■ **Chart and figure data**:
══════════
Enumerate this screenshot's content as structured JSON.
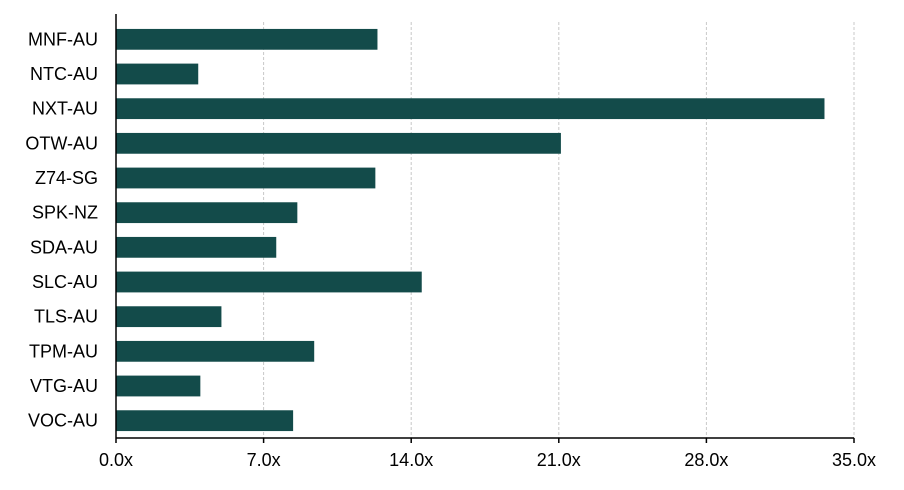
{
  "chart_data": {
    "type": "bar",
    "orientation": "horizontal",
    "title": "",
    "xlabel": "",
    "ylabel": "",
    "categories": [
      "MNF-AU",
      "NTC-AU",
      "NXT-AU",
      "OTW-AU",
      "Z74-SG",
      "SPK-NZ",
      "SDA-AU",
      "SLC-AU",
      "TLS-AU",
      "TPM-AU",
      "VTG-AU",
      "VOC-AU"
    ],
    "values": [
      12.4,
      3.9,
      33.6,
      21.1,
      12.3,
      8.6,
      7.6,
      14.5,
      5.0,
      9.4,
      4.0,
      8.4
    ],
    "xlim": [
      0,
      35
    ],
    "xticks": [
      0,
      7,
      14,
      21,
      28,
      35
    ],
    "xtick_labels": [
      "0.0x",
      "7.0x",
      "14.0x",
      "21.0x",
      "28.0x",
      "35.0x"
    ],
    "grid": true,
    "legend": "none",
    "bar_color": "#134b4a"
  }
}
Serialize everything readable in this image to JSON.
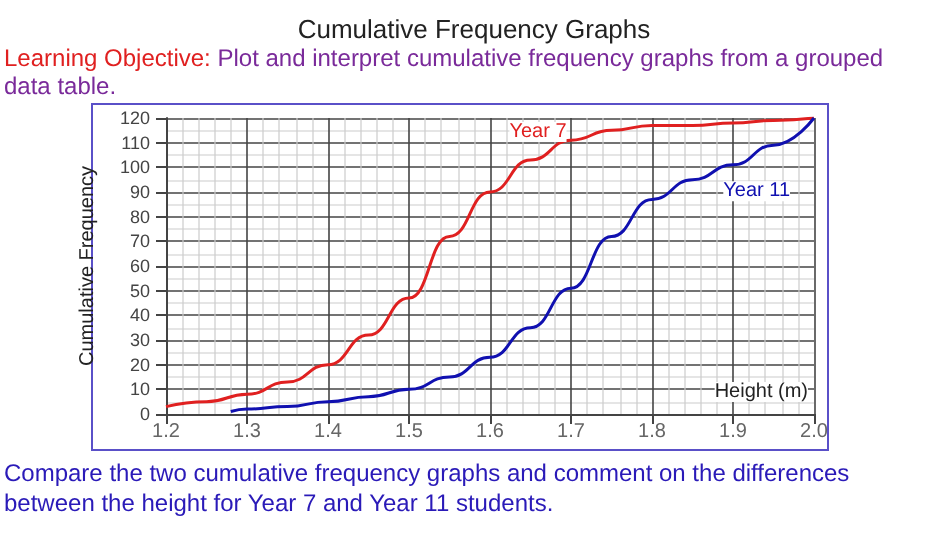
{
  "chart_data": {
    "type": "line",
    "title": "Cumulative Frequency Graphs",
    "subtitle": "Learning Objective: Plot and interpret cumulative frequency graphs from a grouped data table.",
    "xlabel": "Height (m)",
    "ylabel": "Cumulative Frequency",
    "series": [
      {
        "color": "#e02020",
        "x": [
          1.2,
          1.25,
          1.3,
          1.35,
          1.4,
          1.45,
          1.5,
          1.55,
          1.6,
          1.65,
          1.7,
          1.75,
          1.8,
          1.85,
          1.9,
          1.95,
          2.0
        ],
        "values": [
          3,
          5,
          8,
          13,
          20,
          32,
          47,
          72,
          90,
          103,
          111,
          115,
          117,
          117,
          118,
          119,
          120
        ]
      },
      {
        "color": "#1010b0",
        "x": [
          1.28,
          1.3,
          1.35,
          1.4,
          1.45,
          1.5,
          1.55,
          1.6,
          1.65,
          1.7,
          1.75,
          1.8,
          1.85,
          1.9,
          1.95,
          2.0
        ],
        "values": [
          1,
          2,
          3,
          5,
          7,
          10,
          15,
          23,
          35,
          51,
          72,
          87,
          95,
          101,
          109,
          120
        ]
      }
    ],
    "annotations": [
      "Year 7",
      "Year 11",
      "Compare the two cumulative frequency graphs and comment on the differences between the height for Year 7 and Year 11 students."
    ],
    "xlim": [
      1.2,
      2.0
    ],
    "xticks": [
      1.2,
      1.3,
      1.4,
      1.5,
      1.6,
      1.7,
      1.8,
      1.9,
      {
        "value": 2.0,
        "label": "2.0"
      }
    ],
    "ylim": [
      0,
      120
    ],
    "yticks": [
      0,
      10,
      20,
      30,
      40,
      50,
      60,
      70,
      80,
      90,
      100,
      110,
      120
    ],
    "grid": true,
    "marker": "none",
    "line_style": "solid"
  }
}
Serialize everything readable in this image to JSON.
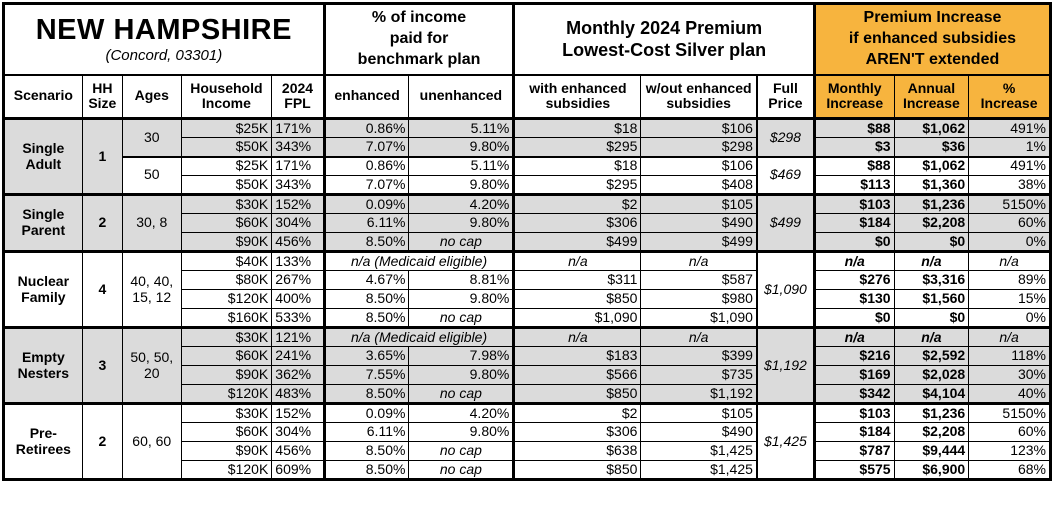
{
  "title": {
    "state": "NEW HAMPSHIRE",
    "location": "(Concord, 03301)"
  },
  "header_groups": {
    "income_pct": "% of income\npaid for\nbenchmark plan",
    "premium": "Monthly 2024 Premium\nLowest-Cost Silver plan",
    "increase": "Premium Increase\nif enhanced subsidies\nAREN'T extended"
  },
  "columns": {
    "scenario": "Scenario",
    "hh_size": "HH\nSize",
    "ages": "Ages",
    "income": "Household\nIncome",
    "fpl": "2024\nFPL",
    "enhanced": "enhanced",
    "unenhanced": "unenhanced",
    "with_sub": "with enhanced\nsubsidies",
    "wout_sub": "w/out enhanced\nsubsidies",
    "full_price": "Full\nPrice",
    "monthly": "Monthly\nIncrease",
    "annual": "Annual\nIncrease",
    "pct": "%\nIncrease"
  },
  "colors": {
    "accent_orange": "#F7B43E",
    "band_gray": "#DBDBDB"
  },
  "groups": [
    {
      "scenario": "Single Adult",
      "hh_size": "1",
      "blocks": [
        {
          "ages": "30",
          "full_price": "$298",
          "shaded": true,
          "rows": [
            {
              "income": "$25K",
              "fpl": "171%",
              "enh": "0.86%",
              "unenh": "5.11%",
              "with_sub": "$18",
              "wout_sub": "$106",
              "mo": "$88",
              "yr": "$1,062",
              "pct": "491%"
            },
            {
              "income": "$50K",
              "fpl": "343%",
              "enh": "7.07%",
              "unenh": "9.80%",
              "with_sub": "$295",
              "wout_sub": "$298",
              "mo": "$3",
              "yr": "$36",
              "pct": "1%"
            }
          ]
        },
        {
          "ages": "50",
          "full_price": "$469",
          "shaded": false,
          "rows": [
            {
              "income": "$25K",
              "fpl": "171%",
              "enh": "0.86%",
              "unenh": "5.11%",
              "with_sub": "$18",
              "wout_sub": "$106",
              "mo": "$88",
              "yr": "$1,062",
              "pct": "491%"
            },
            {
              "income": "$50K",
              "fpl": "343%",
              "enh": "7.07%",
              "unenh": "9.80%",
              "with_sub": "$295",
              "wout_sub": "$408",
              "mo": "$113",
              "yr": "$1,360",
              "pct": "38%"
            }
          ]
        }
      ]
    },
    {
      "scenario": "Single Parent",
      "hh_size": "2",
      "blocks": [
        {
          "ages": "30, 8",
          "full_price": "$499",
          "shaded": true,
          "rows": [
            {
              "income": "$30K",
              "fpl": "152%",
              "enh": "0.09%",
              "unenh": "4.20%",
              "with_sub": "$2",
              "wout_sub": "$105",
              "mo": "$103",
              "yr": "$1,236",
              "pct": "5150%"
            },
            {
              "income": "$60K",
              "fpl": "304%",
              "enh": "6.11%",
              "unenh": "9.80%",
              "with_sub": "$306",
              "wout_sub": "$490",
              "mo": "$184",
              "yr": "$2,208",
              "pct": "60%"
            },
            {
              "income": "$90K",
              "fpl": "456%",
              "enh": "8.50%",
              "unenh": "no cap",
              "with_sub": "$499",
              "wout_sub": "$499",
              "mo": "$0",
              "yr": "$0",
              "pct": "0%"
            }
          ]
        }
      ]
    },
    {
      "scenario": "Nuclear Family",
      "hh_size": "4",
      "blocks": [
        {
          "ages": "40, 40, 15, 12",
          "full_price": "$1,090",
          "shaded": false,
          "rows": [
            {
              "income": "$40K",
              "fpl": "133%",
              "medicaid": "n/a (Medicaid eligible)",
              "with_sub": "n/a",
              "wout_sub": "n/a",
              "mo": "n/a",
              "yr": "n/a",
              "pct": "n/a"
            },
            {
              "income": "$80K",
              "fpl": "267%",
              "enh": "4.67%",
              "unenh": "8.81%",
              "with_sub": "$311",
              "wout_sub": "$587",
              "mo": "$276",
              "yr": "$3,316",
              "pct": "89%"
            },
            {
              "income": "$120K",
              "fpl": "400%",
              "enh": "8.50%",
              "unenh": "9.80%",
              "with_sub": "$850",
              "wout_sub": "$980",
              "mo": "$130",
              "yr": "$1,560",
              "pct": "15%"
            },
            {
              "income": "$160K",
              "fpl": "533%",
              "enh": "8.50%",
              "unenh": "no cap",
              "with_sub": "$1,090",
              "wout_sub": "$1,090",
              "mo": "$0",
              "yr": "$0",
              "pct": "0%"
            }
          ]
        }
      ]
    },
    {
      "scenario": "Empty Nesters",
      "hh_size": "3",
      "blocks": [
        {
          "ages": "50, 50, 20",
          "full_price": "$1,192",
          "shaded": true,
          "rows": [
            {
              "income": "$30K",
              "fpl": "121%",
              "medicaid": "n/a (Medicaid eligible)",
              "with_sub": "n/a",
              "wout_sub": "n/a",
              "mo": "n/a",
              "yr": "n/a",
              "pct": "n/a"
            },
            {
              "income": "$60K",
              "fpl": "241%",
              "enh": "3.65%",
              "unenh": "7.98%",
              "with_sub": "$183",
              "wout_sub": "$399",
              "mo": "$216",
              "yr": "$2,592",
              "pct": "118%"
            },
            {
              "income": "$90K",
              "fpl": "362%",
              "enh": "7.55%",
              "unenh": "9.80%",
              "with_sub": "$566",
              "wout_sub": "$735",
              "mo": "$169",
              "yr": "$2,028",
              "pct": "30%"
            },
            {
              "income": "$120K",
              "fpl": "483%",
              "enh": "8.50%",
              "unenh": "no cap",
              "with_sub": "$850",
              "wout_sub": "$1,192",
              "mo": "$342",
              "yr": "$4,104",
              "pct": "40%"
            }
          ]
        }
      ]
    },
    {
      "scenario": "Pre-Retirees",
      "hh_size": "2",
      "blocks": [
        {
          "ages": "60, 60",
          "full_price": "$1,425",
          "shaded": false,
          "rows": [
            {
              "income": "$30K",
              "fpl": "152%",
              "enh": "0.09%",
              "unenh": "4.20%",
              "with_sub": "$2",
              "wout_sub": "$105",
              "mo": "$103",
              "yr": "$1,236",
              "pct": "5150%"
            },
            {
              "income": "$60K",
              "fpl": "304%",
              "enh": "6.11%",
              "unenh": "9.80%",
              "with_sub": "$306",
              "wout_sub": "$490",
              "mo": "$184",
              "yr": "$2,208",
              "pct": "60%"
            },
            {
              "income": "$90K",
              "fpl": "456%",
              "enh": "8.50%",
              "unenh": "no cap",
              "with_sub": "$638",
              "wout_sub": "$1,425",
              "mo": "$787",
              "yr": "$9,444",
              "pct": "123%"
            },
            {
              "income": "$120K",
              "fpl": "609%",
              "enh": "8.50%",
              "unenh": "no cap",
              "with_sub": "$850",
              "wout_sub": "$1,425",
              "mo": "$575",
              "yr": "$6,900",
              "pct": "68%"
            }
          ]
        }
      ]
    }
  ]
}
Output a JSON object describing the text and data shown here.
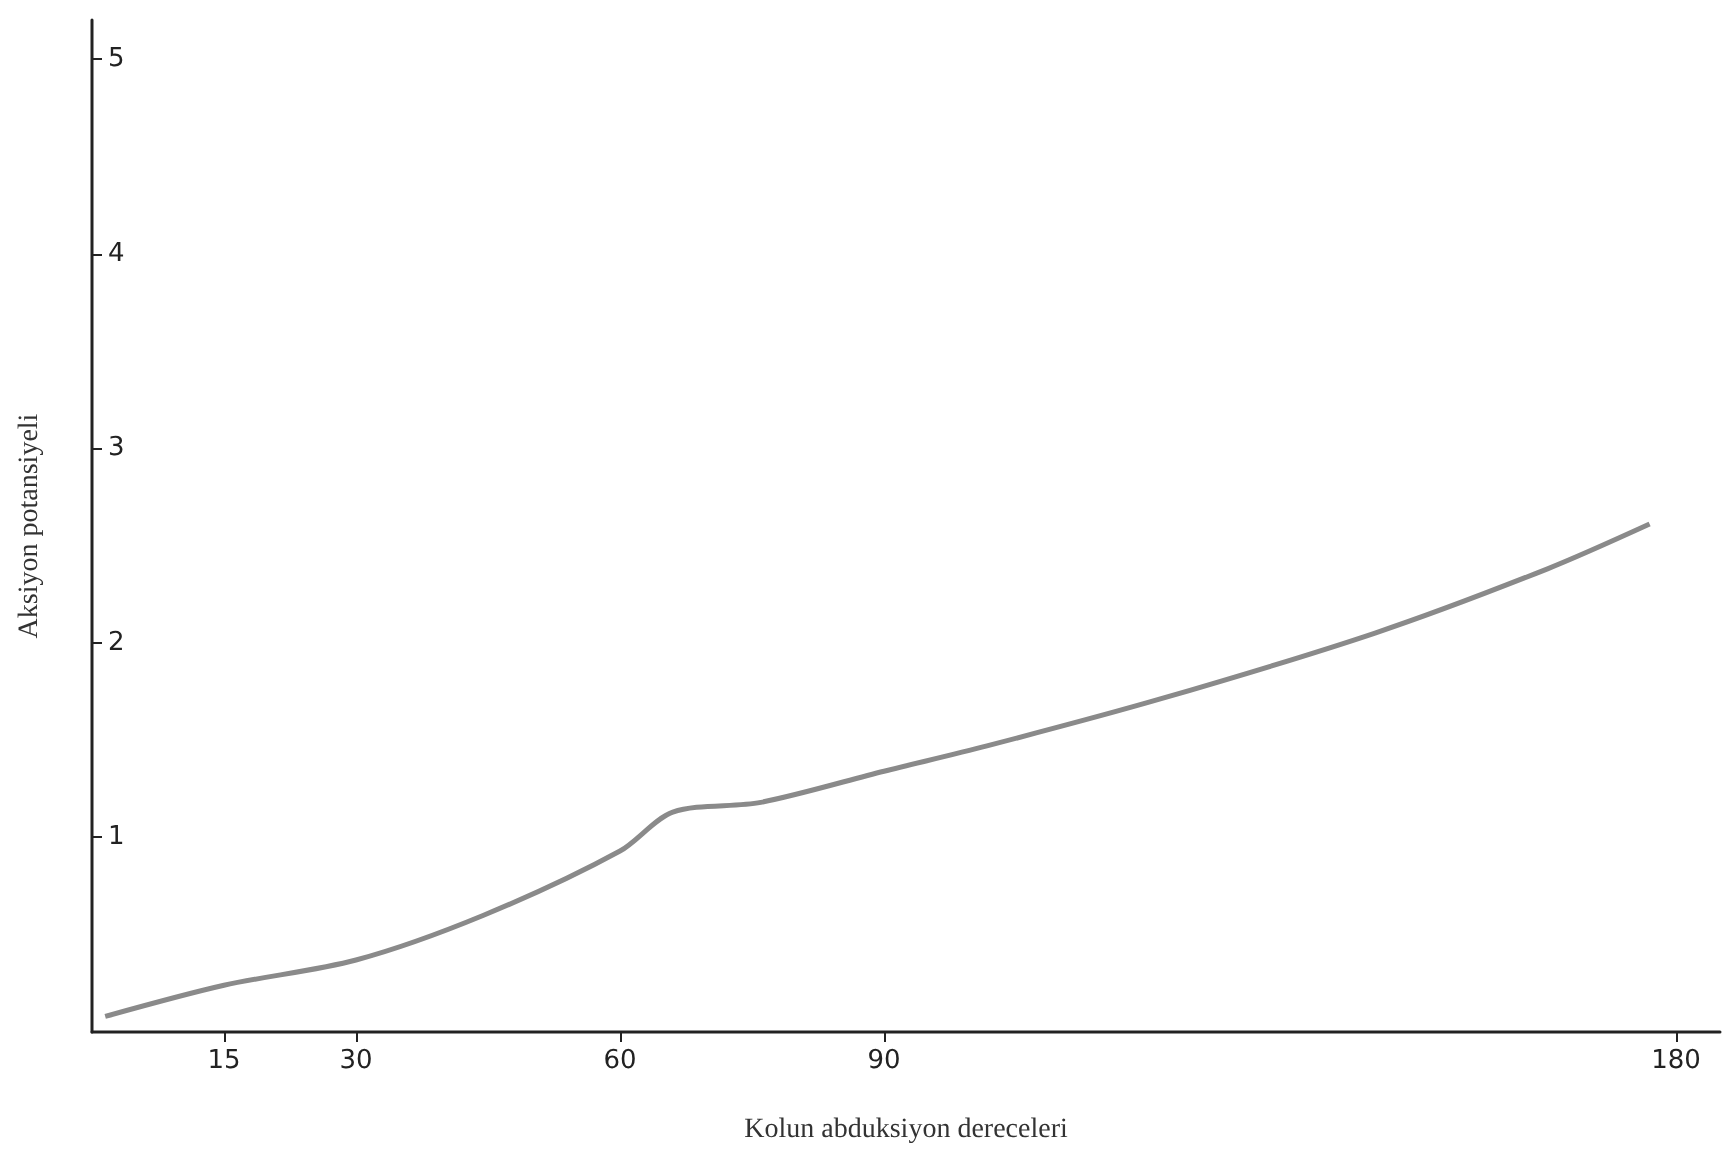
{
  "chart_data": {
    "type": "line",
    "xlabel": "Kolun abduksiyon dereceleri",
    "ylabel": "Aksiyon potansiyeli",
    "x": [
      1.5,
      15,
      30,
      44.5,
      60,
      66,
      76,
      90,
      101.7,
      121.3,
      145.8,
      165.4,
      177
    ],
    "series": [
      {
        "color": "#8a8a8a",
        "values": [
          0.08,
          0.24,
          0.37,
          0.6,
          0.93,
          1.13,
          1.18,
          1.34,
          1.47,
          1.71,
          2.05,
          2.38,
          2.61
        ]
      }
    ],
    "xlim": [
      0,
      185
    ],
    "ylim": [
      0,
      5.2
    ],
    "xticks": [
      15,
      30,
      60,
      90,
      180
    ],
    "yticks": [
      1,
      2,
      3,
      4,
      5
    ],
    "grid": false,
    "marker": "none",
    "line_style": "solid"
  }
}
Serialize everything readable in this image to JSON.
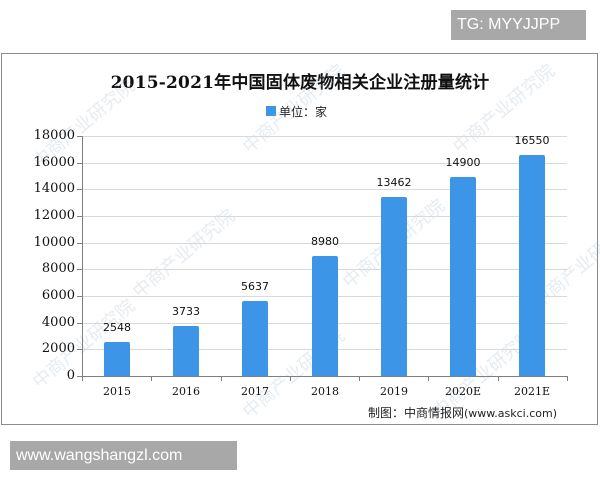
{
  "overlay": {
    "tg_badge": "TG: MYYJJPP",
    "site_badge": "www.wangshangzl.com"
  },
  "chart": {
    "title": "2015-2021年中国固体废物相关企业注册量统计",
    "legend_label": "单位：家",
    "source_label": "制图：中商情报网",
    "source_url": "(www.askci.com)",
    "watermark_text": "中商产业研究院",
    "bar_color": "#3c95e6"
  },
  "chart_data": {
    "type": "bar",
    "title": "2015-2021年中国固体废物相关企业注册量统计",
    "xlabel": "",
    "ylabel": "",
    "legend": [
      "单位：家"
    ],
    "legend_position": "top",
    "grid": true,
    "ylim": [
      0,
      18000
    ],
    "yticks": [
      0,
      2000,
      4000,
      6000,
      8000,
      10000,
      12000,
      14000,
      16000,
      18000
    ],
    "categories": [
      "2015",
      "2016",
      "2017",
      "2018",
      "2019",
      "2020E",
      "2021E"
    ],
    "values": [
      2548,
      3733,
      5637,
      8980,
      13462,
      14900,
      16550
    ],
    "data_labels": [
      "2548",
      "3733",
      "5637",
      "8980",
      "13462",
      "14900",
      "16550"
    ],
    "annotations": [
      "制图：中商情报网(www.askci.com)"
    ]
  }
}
══════════
In the data above, tally the lines holding "Monthly" and answer with the figure only.

■ **Response to this task**: 2